== What the task asks ==
The entries below need to be written out exactly, with no pictures included.

== Figure collection entries ==
** START **

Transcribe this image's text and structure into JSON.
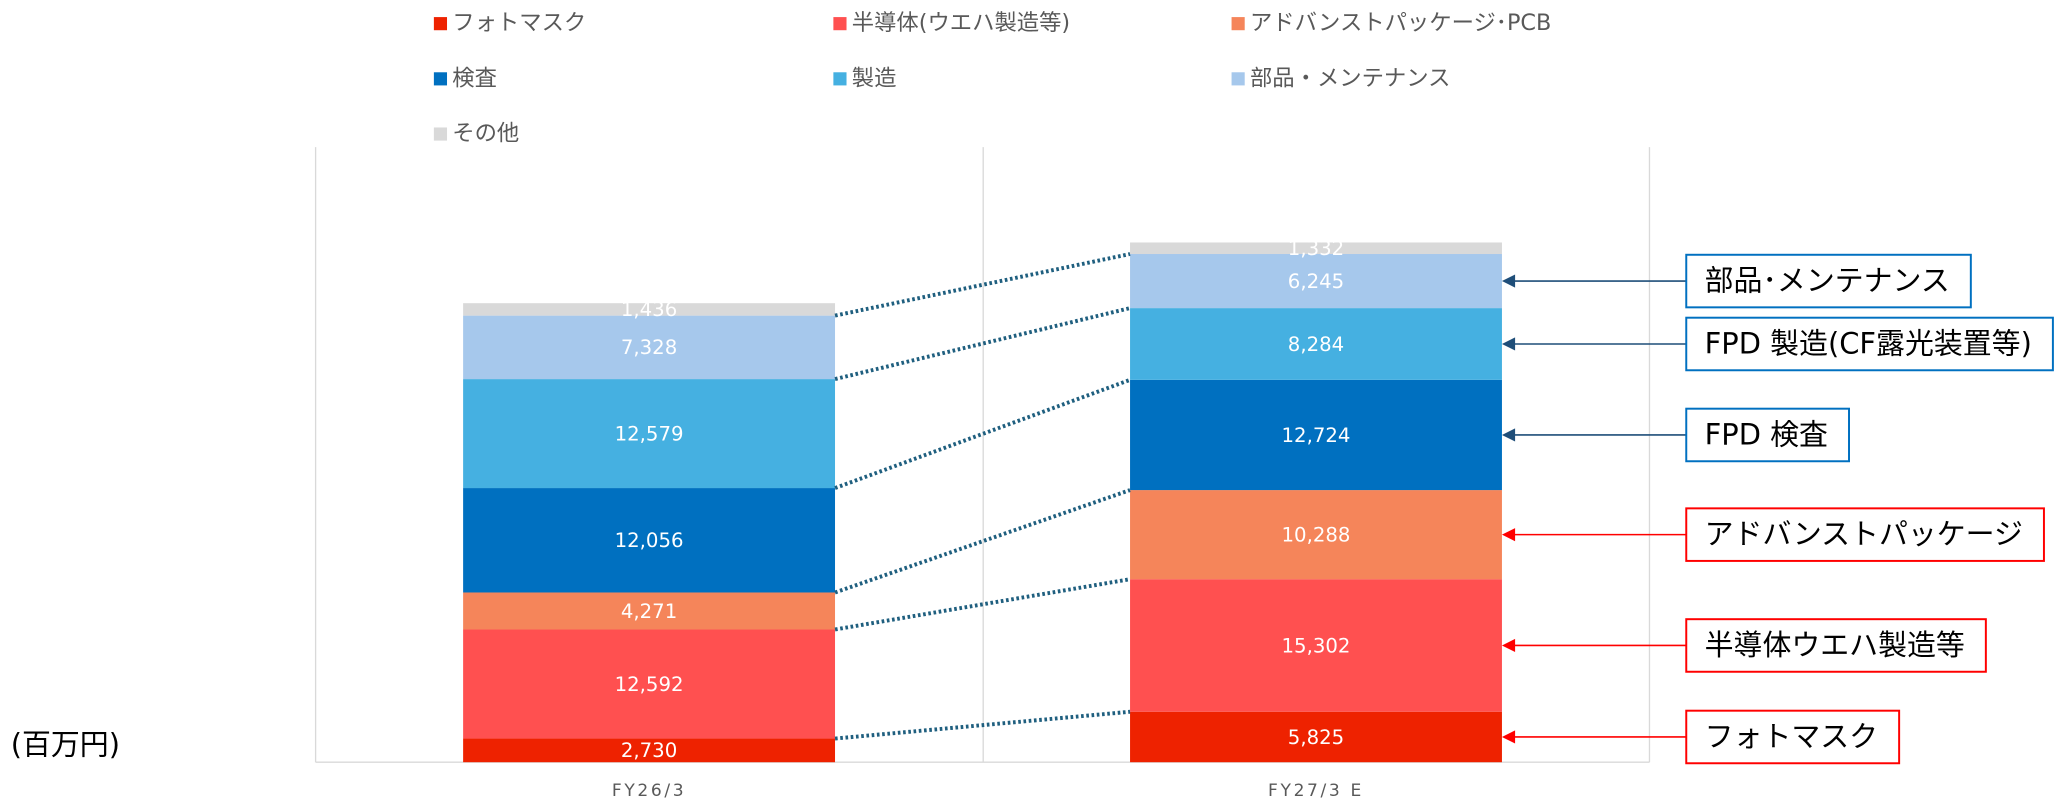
{
  "chart_data": {
    "type": "bar",
    "stacked": true,
    "y_axis_label": "(百万円)",
    "categories": [
      "FY26/3",
      "FY27/3 E"
    ],
    "ylim": [
      0,
      71000
    ],
    "legend": "top",
    "series": [
      {
        "name": "フォトマスク",
        "color": "#ee2200",
        "values": [
          2730,
          5825
        ],
        "value_labels": [
          "2,730",
          "5,825"
        ]
      },
      {
        "name": "半導体(ウエハ製造等)",
        "color": "#ff5050",
        "values": [
          12592,
          15302
        ],
        "value_labels": [
          "12,592",
          "15,302"
        ]
      },
      {
        "name": "アドバンストパッケージ･PCB",
        "color": "#f5855a",
        "values": [
          4271,
          10288
        ],
        "value_labels": [
          "4,271",
          "10,288"
        ]
      },
      {
        "name": "検査",
        "color": "#0070c0",
        "values": [
          12056,
          12724
        ],
        "value_labels": [
          "12,056",
          "12,724"
        ]
      },
      {
        "name": "製造",
        "color": "#45b0e1",
        "values": [
          12579,
          8284
        ],
        "value_labels": [
          "12,579",
          "8,284"
        ]
      },
      {
        "name": "部品・メンテナンス",
        "color": "#a6c8ec",
        "values": [
          7328,
          6245
        ],
        "value_labels": [
          "7,328",
          "6,245"
        ]
      },
      {
        "name": "その他",
        "color": "#d9d9d9",
        "values": [
          1436,
          1332
        ],
        "value_labels": [
          "1,436",
          "1,332"
        ]
      }
    ],
    "annotations": [
      {
        "text": "部品･メンテナンス",
        "color": "#0070c0"
      },
      {
        "text": "FPD 製造(CF露光装置等)",
        "color": "#0070c0"
      },
      {
        "text": "FPD 検査",
        "color": "#0070c0"
      },
      {
        "text": "アドバンストパッケージ",
        "color": "#ff0000"
      },
      {
        "text": "半導体ウエハ製造等",
        "color": "#ff0000"
      },
      {
        "text": "フォトマスク",
        "color": "#ff0000"
      }
    ]
  }
}
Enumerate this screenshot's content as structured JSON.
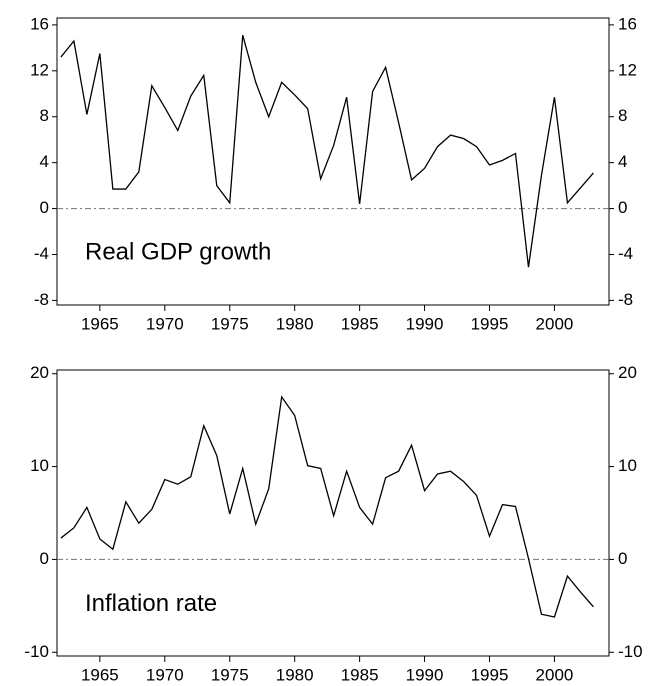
{
  "chart_data": [
    {
      "type": "line",
      "annotation": "Real GDP growth",
      "x": [
        1962,
        1963,
        1964,
        1965,
        1966,
        1967,
        1968,
        1969,
        1970,
        1971,
        1972,
        1973,
        1974,
        1975,
        1976,
        1977,
        1978,
        1979,
        1980,
        1981,
        1982,
        1983,
        1984,
        1985,
        1986,
        1987,
        1988,
        1989,
        1990,
        1991,
        1992,
        1993,
        1994,
        1995,
        1996,
        1997,
        1998,
        1999,
        2000,
        2001,
        2002,
        2003
      ],
      "values": [
        13.2,
        14.6,
        8.2,
        13.5,
        1.7,
        1.7,
        3.2,
        10.7,
        8.8,
        6.8,
        9.8,
        11.6,
        2.0,
        0.5,
        15.1,
        11.0,
        8.0,
        11.0,
        9.9,
        8.7,
        2.6,
        5.5,
        9.7,
        0.4,
        10.2,
        12.3,
        7.5,
        2.5,
        3.5,
        5.4,
        6.4,
        6.1,
        5.4,
        3.8,
        4.2,
        4.8,
        -5.1,
        2.9,
        9.7,
        0.5,
        1.8,
        3.1
      ],
      "color": "#000000",
      "xlim": [
        1961.7,
        2004.2
      ],
      "xticks": [
        1965,
        1970,
        1975,
        1980,
        1985,
        1990,
        1995,
        2000
      ],
      "ylim": [
        -8.4,
        16.6
      ],
      "yticks": [
        -8,
        -4,
        0,
        4,
        8,
        12,
        16
      ],
      "mirror_y_axis": true,
      "zero_line": true
    },
    {
      "type": "line",
      "annotation": "Inflation rate",
      "x": [
        1962,
        1963,
        1964,
        1965,
        1966,
        1967,
        1968,
        1969,
        1970,
        1971,
        1972,
        1973,
        1974,
        1975,
        1976,
        1977,
        1978,
        1979,
        1980,
        1981,
        1982,
        1983,
        1984,
        1985,
        1986,
        1987,
        1988,
        1989,
        1990,
        1991,
        1992,
        1993,
        1994,
        1995,
        1996,
        1997,
        1998,
        1999,
        2000,
        2001,
        2002,
        2003
      ],
      "values": [
        2.3,
        3.4,
        5.6,
        2.2,
        1.1,
        6.2,
        3.9,
        5.4,
        8.6,
        8.1,
        8.9,
        14.4,
        11.2,
        4.9,
        9.8,
        3.8,
        7.6,
        17.5,
        15.5,
        10.1,
        9.8,
        4.7,
        9.5,
        5.6,
        3.8,
        8.8,
        9.5,
        12.3,
        7.4,
        9.2,
        9.5,
        8.4,
        6.9,
        2.5,
        5.9,
        5.7,
        0.1,
        -5.9,
        -6.2,
        -1.8,
        -3.5,
        -5.1
      ],
      "color": "#000000",
      "xlim": [
        1961.7,
        2004.2
      ],
      "xticks": [
        1965,
        1970,
        1975,
        1980,
        1985,
        1990,
        1995,
        2000
      ],
      "ylim": [
        -10.4,
        20.4
      ],
      "yticks": [
        -10,
        0,
        10,
        20
      ],
      "mirror_y_axis": true,
      "zero_line": true
    }
  ]
}
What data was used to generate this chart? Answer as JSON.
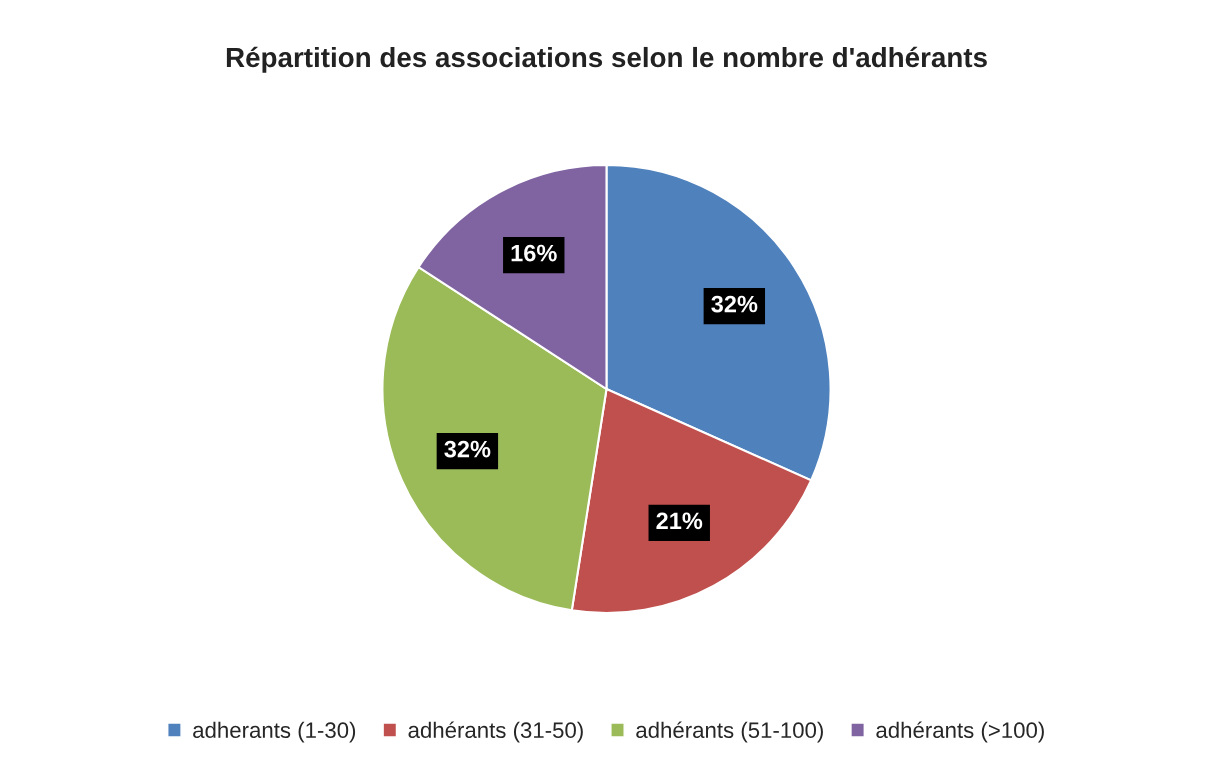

** END **

== Answer ==
Transcribe this image's text and structure into JSON.
{
  "chart_data": {
    "type": "bar",
    "stacked": true,
    "y_axis_label": "(百万円)",
    "categories": [
      "FY26/3",
      "FY27/3 E"
    ],
    "ylim": [
      0,
      71000
    ],
    "legend": "top",
    "series": [
      {
        "name": "フォトマスク",
        "color": "#ee2200",
        "values": [
          2730,
          5825
        ],
        "value_labels": [
          "2,730",
          "5,825"
        ]
      },
      {
        "name": "半導体(ウエハ製造等)",
        "color": "#ff5050",
        "values": [
          12592,
          15302
        ],
        "value_labels": [
          "12,592",
          "15,302"
        ]
      },
      {
        "name": "アドバンストパッケージ･PCB",
        "color": "#f5855a",
        "values": [
          4271,
          10288
        ],
        "value_labels": [
          "4,271",
          "10,288"
        ]
      },
      {
        "name": "検査",
        "color": "#0070c0",
        "values": [
          12056,
          12724
        ],
        "value_labels": [
          "12,056",
          "12,724"
        ]
      },
      {
        "name": "製造",
        "color": "#45b0e1",
        "values": [
          12579,
          8284
        ],
        "value_labels": [
          "12,579",
          "8,284"
        ]
      },
      {
        "name": "部品・メンテナンス",
        "color": "#a6c8ec",
        "values": [
          7328,
          6245
        ],
        "value_labels": [
          "7,328",
          "6,245"
        ]
      },
      {
        "name": "その他",
        "color": "#d9d9d9",
        "values": [
          1436,
          1332
        ],
        "value_labels": [
          "1,436",
          "1,332"
        ]
      }
    ],
    "annotations": [
      {
        "text": "部品･メンテナンス",
        "color": "#0070c0"
      },
      {
        "text": "FPD 製造(CF露光装置等)",
        "color": "#0070c0"
      },
      {
        "text": "FPD 検査",
        "color": "#0070c0"
      },
      {
        "text": "アドバンストパッケージ",
        "color": "#ff0000"
      },
      {
        "text": "半導体ウエハ製造等",
        "color": "#ff0000"
      },
      {
        "text": "フォトマスク",
        "color": "#ff0000"
      }
    ]
  }
}
Enumerate this screenshot's content as structured JSON.
{
  "chart_data": [
    {
      "type": "line",
      "annotation": "Real GDP growth",
      "x": [
        1962,
        1963,
        1964,
        1965,
        1966,
        1967,
        1968,
        1969,
        1970,
        1971,
        1972,
        1973,
        1974,
        1975,
        1976,
        1977,
        1978,
        1979,
        1980,
        1981,
        1982,
        1983,
        1984,
        1985,
        1986,
        1987,
        1988,
        1989,
        1990,
        1991,
        1992,
        1993,
        1994,
        1995,
        1996,
        1997,
        1998,
        1999,
        2000,
        2001,
        2002,
        2003
      ],
      "values": [
        13.2,
        14.6,
        8.2,
        13.5,
        1.7,
        1.7,
        3.2,
        10.7,
        8.8,
        6.8,
        9.8,
        11.6,
        2.0,
        0.5,
        15.1,
        11.0,
        8.0,
        11.0,
        9.9,
        8.7,
        2.6,
        5.5,
        9.7,
        0.4,
        10.2,
        12.3,
        7.5,
        2.5,
        3.5,
        5.4,
        6.4,
        6.1,
        5.4,
        3.8,
        4.2,
        4.8,
        -5.1,
        2.9,
        9.7,
        0.5,
        1.8,
        3.1
      ],
      "color": "#000000",
      "xlim": [
        1961.7,
        2004.2
      ],
      "xticks": [
        1965,
        1970,
        1975,
        1980,
        1985,
        1990,
        1995,
        2000
      ],
      "ylim": [
        -8.4,
        16.6
      ],
      "yticks": [
        -8,
        -4,
        0,
        4,
        8,
        12,
        16
      ],
      "mirror_y_axis": true,
      "zero_line": true
    },
    {
      "type": "line",
      "annotation": "Inflation rate",
      "x": [
        1962,
        1963,
        1964,
        1965,
        1966,
        1967,
        1968,
        1969,
        1970,
        1971,
        1972,
        1973,
        1974,
        1975,
        1976,
        1977,
        1978,
        1979,
        1980,
        1981,
        1982,
        1983,
        1984,
        1985,
        1986,
        1987,
        1988,
        1989,
        1990,
        1991,
        1992,
        1993,
        1994,
        1995,
        1996,
        1997,
        1998,
        1999,
        2000,
        2001,
        2002,
        2003
      ],
      "values": [
        2.3,
        3.4,
        5.6,
        2.2,
        1.1,
        6.2,
        3.9,
        5.4,
        8.6,
        8.1,
        8.9,
        14.4,
        11.2,
        4.9,
        9.8,
        3.8,
        7.6,
        17.5,
        15.5,
        10.1,
        9.8,
        4.7,
        9.5,
        5.6,
        3.8,
        8.8,
        9.5,
        12.3,
        7.4,
        9.2,
        9.5,
        8.4,
        6.9,
        2.5,
        5.9,
        5.7,
        0.1,
        -5.9,
        -6.2,
        -1.8,
        -3.5,
        -5.1
      ],
      "color": "#000000",
      "xlim": [
        1961.7,
        2004.2
      ],
      "xticks": [
        1965,
        1970,
        1975,
        1980,
        1985,
        1990,
        1995,
        2000
      ],
      "ylim": [
        -10.4,
        20.4
      ],
      "yticks": [
        -10,
        0,
        10,
        20
      ],
      "mirror_y_axis": true,
      "zero_line": true
    }
  ]
}
What data was used to generate this chart? Answer as JSON.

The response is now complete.